**Data records**

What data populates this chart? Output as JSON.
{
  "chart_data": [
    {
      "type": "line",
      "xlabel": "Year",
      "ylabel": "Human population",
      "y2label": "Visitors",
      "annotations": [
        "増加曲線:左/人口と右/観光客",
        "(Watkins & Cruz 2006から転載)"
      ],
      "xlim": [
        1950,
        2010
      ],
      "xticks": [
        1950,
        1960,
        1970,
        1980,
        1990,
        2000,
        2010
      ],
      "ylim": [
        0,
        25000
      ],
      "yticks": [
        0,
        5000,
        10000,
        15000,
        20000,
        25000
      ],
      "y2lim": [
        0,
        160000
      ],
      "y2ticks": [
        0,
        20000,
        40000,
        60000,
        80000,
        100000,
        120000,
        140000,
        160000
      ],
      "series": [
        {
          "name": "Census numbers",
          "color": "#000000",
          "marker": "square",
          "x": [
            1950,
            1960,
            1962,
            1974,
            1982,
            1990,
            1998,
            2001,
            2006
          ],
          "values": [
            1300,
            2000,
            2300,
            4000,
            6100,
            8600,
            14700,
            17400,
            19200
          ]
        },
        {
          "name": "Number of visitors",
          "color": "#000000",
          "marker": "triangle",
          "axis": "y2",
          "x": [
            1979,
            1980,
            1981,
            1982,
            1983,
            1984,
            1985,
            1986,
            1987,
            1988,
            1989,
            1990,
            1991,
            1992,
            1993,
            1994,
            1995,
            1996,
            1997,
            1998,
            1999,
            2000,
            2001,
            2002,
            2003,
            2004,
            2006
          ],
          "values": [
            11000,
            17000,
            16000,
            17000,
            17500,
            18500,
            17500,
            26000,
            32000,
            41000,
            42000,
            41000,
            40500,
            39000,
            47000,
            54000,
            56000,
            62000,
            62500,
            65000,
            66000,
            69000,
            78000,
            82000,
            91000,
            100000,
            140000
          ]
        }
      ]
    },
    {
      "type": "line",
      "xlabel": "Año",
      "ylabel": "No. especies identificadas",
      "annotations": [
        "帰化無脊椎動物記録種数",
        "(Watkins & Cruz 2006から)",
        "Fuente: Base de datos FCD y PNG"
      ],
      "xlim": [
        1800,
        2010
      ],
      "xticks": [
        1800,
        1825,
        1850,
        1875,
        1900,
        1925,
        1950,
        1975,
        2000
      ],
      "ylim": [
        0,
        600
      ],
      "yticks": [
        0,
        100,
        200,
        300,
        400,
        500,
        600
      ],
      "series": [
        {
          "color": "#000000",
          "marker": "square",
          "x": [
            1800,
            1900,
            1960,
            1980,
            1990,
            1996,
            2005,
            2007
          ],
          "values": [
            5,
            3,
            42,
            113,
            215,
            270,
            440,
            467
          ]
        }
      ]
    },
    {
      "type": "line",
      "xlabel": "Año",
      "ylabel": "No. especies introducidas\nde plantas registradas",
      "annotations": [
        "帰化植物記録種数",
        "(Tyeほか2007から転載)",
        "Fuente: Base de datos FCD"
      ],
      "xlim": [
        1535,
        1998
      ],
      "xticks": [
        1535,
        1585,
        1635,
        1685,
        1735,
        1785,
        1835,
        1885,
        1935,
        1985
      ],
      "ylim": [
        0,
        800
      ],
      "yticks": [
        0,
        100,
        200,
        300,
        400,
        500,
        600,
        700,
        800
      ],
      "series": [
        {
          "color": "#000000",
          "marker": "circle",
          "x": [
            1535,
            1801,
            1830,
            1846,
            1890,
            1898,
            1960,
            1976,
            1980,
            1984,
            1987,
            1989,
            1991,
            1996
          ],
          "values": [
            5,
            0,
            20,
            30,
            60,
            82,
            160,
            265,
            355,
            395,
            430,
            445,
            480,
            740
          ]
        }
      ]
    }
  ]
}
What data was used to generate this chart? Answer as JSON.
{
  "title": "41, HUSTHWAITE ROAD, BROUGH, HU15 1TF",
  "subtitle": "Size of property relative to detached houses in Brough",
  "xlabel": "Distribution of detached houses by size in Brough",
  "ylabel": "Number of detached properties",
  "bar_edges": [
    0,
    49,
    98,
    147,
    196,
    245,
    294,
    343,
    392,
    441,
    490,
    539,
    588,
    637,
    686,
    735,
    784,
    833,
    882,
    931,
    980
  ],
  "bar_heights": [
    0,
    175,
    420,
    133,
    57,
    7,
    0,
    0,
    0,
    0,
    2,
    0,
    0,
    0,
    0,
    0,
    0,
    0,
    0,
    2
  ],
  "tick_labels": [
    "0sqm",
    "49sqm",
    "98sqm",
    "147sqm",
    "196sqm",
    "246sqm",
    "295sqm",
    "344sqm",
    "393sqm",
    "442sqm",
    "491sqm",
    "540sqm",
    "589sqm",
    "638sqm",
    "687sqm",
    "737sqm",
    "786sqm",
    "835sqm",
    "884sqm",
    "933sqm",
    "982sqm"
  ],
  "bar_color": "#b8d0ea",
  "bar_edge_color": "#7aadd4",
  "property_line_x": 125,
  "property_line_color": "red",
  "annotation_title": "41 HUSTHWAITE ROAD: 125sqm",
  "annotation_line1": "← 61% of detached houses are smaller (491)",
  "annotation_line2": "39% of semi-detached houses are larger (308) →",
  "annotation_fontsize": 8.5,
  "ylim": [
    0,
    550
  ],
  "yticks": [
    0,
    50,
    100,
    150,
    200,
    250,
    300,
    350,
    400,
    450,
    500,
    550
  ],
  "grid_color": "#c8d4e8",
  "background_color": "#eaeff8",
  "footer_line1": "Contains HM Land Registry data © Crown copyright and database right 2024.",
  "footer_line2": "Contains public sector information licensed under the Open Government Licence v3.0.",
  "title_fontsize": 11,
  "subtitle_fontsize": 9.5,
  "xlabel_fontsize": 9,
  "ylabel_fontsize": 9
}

**Stated task**
Say how many lines contain the string "datos", giving nothing but the count.

**Finished answer**
2